Extracted records
+---+

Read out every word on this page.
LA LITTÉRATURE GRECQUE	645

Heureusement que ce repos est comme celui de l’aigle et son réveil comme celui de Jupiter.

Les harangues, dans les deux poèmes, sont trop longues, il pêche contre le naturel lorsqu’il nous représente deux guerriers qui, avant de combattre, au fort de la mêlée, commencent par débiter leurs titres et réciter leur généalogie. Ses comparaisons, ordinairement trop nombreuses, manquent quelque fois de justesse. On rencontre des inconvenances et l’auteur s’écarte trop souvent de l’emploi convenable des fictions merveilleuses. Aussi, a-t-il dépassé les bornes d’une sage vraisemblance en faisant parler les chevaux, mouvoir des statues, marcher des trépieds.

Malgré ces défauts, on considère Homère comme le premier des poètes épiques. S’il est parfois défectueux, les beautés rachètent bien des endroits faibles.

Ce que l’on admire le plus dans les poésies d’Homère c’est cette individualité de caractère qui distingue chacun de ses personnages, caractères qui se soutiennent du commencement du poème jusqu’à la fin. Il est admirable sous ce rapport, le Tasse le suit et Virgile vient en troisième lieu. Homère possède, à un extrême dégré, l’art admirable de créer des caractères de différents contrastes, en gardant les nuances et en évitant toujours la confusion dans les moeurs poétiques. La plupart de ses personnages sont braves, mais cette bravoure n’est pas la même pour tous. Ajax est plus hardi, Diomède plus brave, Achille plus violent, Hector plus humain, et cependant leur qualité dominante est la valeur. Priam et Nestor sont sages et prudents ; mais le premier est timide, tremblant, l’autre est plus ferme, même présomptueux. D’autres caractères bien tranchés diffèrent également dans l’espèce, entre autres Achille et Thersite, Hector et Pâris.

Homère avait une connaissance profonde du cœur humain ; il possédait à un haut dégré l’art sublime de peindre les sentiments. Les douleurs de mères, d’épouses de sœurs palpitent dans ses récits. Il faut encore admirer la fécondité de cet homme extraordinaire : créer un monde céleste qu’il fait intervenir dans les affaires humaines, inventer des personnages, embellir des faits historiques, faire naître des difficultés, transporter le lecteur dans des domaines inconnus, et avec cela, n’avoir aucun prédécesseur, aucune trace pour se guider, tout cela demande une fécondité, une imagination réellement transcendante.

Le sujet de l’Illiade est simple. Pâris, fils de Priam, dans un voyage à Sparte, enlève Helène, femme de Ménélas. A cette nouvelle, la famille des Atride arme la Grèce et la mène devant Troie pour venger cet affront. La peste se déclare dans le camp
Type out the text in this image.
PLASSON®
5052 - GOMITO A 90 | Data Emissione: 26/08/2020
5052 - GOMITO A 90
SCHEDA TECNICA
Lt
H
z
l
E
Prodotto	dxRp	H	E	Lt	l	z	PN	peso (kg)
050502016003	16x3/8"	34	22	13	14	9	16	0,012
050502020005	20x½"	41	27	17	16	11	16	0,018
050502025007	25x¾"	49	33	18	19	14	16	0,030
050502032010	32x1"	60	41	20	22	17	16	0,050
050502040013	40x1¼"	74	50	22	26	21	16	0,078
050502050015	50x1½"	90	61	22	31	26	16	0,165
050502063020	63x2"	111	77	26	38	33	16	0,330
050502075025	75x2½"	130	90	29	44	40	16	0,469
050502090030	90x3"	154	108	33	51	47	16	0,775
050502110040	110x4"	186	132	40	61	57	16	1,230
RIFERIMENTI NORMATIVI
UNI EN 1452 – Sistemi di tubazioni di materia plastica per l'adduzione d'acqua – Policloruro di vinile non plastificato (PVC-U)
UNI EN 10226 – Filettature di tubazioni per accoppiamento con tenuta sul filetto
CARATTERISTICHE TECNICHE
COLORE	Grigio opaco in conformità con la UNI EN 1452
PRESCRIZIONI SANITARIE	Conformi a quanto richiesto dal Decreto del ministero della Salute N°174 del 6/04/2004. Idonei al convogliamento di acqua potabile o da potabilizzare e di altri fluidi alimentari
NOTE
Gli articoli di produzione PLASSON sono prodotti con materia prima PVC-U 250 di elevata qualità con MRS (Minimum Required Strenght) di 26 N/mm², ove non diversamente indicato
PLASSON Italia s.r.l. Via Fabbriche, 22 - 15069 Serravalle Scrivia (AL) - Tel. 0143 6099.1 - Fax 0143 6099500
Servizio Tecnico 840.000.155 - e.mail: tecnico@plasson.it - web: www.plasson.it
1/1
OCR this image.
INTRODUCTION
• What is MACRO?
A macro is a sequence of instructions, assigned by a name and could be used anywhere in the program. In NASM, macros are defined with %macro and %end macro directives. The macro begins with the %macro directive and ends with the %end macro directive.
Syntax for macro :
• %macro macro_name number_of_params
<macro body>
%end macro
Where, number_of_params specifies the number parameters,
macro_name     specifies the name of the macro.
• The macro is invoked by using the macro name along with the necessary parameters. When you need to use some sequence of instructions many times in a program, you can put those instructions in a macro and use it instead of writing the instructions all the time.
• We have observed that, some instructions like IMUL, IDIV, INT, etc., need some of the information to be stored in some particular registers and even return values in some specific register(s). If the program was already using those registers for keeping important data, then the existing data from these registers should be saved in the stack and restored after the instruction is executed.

+---+

### THE EXERCISE
Only lines that contain the word "tubazioni" are wanted; copy each of them.

### RESULT OF THE EXERCISE
UNI EN 1452 – Sistemi di tubazioni di materia plastica per l'adduzione d'acqua – Policloruro di vinile non plastificato (PVC-U)
UNI EN 10226 – Filettature di tubazioni per accoppiamento con tenuta sul filetto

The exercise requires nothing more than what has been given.